Stored records:
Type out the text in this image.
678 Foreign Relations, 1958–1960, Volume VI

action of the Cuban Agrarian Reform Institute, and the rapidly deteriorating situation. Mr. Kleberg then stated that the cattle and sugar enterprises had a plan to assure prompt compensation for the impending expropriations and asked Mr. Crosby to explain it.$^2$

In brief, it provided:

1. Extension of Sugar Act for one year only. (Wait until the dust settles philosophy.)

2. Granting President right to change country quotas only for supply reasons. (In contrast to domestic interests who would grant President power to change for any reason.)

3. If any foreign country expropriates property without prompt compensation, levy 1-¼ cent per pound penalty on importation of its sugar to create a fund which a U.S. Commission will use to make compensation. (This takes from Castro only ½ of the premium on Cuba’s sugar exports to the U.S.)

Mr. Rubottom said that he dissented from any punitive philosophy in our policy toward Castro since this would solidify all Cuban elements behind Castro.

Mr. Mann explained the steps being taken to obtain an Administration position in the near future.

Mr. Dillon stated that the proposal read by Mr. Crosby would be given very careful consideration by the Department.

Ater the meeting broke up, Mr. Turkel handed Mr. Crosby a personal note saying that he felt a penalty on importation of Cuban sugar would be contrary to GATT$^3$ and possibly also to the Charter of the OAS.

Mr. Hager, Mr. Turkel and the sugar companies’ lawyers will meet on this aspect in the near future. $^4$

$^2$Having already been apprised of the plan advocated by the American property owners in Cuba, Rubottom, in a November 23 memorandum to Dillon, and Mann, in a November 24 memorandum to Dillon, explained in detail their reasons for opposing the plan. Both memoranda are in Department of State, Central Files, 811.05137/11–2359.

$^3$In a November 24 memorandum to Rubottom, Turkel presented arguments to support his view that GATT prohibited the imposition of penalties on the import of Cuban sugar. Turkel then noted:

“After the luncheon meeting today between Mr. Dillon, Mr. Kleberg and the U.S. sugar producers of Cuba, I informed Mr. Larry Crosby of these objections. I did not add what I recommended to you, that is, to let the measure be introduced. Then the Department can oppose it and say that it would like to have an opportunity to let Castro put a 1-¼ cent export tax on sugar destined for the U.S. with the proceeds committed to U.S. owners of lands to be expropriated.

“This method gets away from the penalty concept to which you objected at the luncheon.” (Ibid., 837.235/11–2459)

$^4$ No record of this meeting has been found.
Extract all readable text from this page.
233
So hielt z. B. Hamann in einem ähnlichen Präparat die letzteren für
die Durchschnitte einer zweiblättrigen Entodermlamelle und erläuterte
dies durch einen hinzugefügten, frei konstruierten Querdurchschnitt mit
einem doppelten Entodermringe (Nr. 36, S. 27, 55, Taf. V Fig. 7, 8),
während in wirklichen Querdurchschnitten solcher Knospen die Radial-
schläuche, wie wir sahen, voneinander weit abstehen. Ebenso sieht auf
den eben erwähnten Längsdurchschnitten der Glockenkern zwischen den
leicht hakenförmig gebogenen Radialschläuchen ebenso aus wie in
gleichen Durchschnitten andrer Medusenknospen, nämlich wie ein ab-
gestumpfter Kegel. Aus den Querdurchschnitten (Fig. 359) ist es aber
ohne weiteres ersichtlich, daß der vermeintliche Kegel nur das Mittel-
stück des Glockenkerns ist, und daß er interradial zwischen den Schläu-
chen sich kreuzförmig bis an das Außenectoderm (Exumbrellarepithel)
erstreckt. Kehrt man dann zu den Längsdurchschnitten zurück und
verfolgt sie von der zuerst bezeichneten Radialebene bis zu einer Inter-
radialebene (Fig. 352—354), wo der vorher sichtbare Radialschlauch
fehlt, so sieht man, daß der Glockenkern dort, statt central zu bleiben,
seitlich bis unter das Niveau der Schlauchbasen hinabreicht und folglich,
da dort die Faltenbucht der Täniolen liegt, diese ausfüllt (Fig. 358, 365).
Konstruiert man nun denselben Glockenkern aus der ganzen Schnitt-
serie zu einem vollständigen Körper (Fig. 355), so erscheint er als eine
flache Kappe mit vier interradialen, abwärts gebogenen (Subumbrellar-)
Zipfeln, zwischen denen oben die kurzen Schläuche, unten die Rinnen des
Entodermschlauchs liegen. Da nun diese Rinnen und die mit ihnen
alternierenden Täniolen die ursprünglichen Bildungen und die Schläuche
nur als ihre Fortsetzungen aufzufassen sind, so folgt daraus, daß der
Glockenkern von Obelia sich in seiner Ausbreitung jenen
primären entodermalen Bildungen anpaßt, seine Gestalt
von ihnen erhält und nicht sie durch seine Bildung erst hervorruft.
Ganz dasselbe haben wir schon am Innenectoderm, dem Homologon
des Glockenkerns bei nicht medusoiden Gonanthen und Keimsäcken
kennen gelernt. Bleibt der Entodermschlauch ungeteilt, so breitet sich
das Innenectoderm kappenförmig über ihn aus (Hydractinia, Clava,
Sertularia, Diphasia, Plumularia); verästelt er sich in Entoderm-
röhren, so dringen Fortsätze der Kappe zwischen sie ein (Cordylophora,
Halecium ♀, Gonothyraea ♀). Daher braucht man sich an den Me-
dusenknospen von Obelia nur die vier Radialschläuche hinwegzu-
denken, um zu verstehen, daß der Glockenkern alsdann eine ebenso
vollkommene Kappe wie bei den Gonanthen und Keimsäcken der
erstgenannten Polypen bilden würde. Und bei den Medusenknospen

Aim:
Each line that has the word "Rubottom" should be copied.

Exercise response:
Mr. Rubottom said that he dissented from any punitive philosophy in our policy toward Castro since this would solidify all Cuban elements behind Castro.
$^2$Having already been apprised of the plan advocated by the American property owners in Cuba, Rubottom, in a November 23 memorandum to Dillon, and Mann, in a November 24 memorandum to Dillon, explained in detail their reasons for opposing the plan. Both memoranda are in Department of State, Central Files, 811.05137/11–2359.
$^3$In a November 24 memorandum to Rubottom, Turkel presented arguments to support his view that GATT prohibited the imposition of penalties on the import of Cuban sugar. Turkel then noted:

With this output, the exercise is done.